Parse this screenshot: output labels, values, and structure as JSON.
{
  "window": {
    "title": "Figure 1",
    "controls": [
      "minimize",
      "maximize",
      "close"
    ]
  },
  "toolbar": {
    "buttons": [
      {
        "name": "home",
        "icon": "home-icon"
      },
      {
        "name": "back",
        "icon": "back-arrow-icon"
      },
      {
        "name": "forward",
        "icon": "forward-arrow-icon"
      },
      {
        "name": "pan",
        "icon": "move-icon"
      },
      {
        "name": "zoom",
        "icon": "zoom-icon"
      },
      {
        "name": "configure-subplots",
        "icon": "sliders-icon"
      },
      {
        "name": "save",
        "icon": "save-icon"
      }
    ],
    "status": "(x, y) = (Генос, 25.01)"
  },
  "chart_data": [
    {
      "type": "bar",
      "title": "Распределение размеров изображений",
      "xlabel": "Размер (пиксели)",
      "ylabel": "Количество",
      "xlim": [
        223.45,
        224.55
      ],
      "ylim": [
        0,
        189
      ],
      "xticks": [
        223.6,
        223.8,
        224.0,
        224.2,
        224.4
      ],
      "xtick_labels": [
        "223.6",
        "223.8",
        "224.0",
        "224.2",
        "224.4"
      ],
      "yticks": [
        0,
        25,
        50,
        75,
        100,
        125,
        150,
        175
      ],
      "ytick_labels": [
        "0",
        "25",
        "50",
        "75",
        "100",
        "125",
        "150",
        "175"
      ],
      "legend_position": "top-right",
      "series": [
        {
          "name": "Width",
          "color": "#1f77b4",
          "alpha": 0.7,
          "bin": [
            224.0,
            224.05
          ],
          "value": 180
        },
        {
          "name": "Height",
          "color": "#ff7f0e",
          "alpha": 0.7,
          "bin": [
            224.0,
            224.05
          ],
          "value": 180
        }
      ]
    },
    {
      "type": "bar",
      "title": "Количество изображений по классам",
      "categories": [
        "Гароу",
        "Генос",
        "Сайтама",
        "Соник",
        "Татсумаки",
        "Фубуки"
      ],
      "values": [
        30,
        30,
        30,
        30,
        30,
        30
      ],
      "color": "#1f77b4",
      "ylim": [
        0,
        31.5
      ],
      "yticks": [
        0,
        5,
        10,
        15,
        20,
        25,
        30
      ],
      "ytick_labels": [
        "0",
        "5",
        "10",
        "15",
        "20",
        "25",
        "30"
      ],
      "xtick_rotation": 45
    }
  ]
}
# # # #
_THE EXERCISE:_ Give an exact repetition of all the material.

_EXERCISE RESPONSE:_
Parse this screenshot: output labels, values, and structure as JSON.
{
  "window": {
    "title": "Figure 1",
    "controls": [
      "minimize",
      "maximize",
      "close"
    ]
  },
  "toolbar": {
    "buttons": [
      {
        "name": "home",
        "icon": "home-icon"
      },
      {
        "name": "back",
        "icon": "back-arrow-icon"
      },
      {
        "name": "forward",
        "icon": "forward-arrow-icon"
      },
      {
        "name": "pan",
        "icon": "move-icon"
      },
      {
        "name": "zoom",
        "icon": "zoom-icon"
      },
      {
        "name": "configure-subplots",
        "icon": "sliders-icon"
      },
      {
        "name": "save",
        "icon": "save-icon"
      }
    ],
    "status": "(x, y) = (Генос, 25.01)"
  },
  "chart_data": [
    {
      "type": "bar",
      "title": "Распределение размеров изображений",
      "xlabel": "Размер (пиксели)",
      "ylabel": "Количество",
      "xlim": [
        223.45,
        224.55
      ],
      "ylim": [
        0,
        189
      ],
      "xticks": [
        223.6,
        223.8,
        224.0,
        224.2,
        224.4
      ],
      "xtick_labels": [
        "223.6",
        "223.8",
        "224.0",
        "224.2",
        "224.4"
      ],
      "yticks": [
        0,
        25,
        50,
        75,
        100,
        125,
        150,
        175
      ],
      "ytick_labels": [
        "0",
        "25",
        "50",
        "75",
        "100",
        "125",
        "150",
        "175"
      ],
      "legend_position": "top-right",
      "series": [
        {
          "name": "Width",
          "color": "#1f77b4",
          "alpha": 0.7,
          "bin": [
            224.0,
            224.05
          ],
          "value": 180
        },
        {
          "name": "Height",
          "color": "#ff7f0e",
          "alpha": 0.7,
          "bin": [
            224.0,
            224.05
          ],
          "value": 180
        }
      ]
    },
    {
      "type": "bar",
      "title": "Количество изображений по классам",
      "categories": [
        "Гароу",
        "Генос",
        "Сайтама",
        "Соник",
        "Татсумаки",
        "Фубуки"
      ],
      "values": [
        30,
        30,
        30,
        30,
        30,
        30
      ],
      "color": "#1f77b4",
      "ylim": [
        0,
        31.5
      ],
      "yticks": [
        0,
        5,
        10,
        15,
        20,
        25,
        30
      ],
      "ytick_labels": [
        "0",
        "5",
        "10",
        "15",
        "20",
        "25",
        "30"
      ],
      "xtick_rotation": 45
    }
  ]
}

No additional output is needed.